- _Exercise instructions_
Quote every line below exactly and skip any picture.

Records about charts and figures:

------------

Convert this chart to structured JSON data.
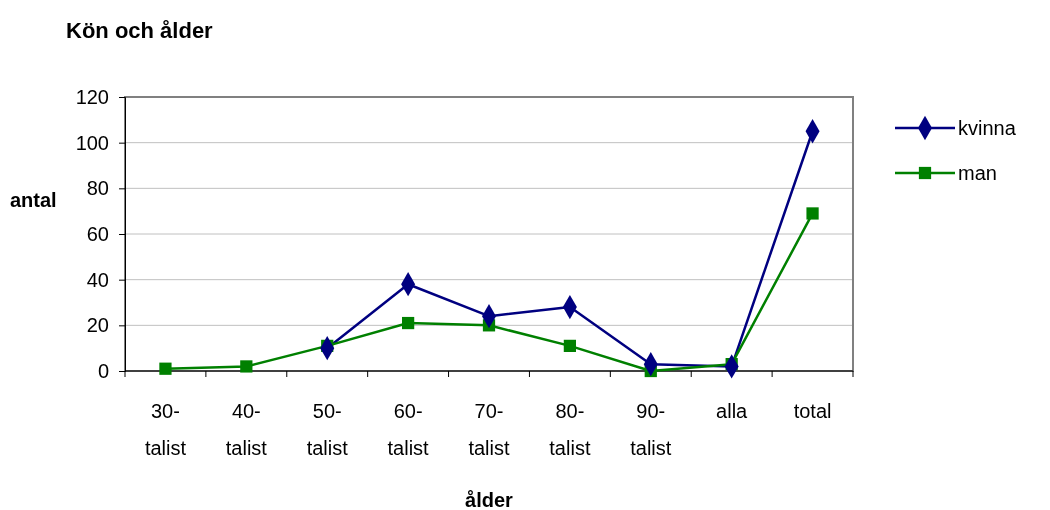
{
  "chart_data": {
    "type": "line",
    "title": "Kön och ålder",
    "xlabel": "ålder",
    "ylabel": "antal",
    "categories": [
      "30-talist",
      "40-talist",
      "50-talist",
      "60-talist",
      "70-talist",
      "80-talist",
      "90-talist",
      "alla",
      "total"
    ],
    "series": [
      {
        "name": "kvinna",
        "color": "#000080",
        "marker": "diamond",
        "values": [
          null,
          null,
          10,
          38,
          24,
          28,
          3,
          2,
          105
        ]
      },
      {
        "name": "man",
        "color": "#008000",
        "marker": "square",
        "values": [
          1,
          2,
          11,
          21,
          20,
          11,
          0,
          3,
          69
        ]
      }
    ],
    "ylim": [
      0,
      120
    ],
    "yticks": [
      0,
      20,
      40,
      60,
      80,
      100,
      120
    ],
    "grid": "y",
    "legend": "right",
    "line_style": "solid"
  }
}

------------

- _Result below_
Convert this chart to structured JSON data.
{
  "chart_data": {
    "type": "line",
    "title": "Kön och ålder",
    "xlabel": "ålder",
    "ylabel": "antal",
    "categories": [
      "30-talist",
      "40-talist",
      "50-talist",
      "60-talist",
      "70-talist",
      "80-talist",
      "90-talist",
      "alla",
      "total"
    ],
    "series": [
      {
        "name": "kvinna",
        "color": "#000080",
        "marker": "diamond",
        "values": [
          null,
          null,
          10,
          38,
          24,
          28,
          3,
          2,
          105
        ]
      },
      {
        "name": "man",
        "color": "#008000",
        "marker": "square",
        "values": [
          1,
          2,
          11,
          21,
          20,
          11,
          0,
          3,
          69
        ]
      }
    ],
    "ylim": [
      0,
      120
    ],
    "yticks": [
      0,
      20,
      40,
      60,
      80,
      100,
      120
    ],
    "grid": "y",
    "legend": "right",
    "line_style": "solid"
  }
}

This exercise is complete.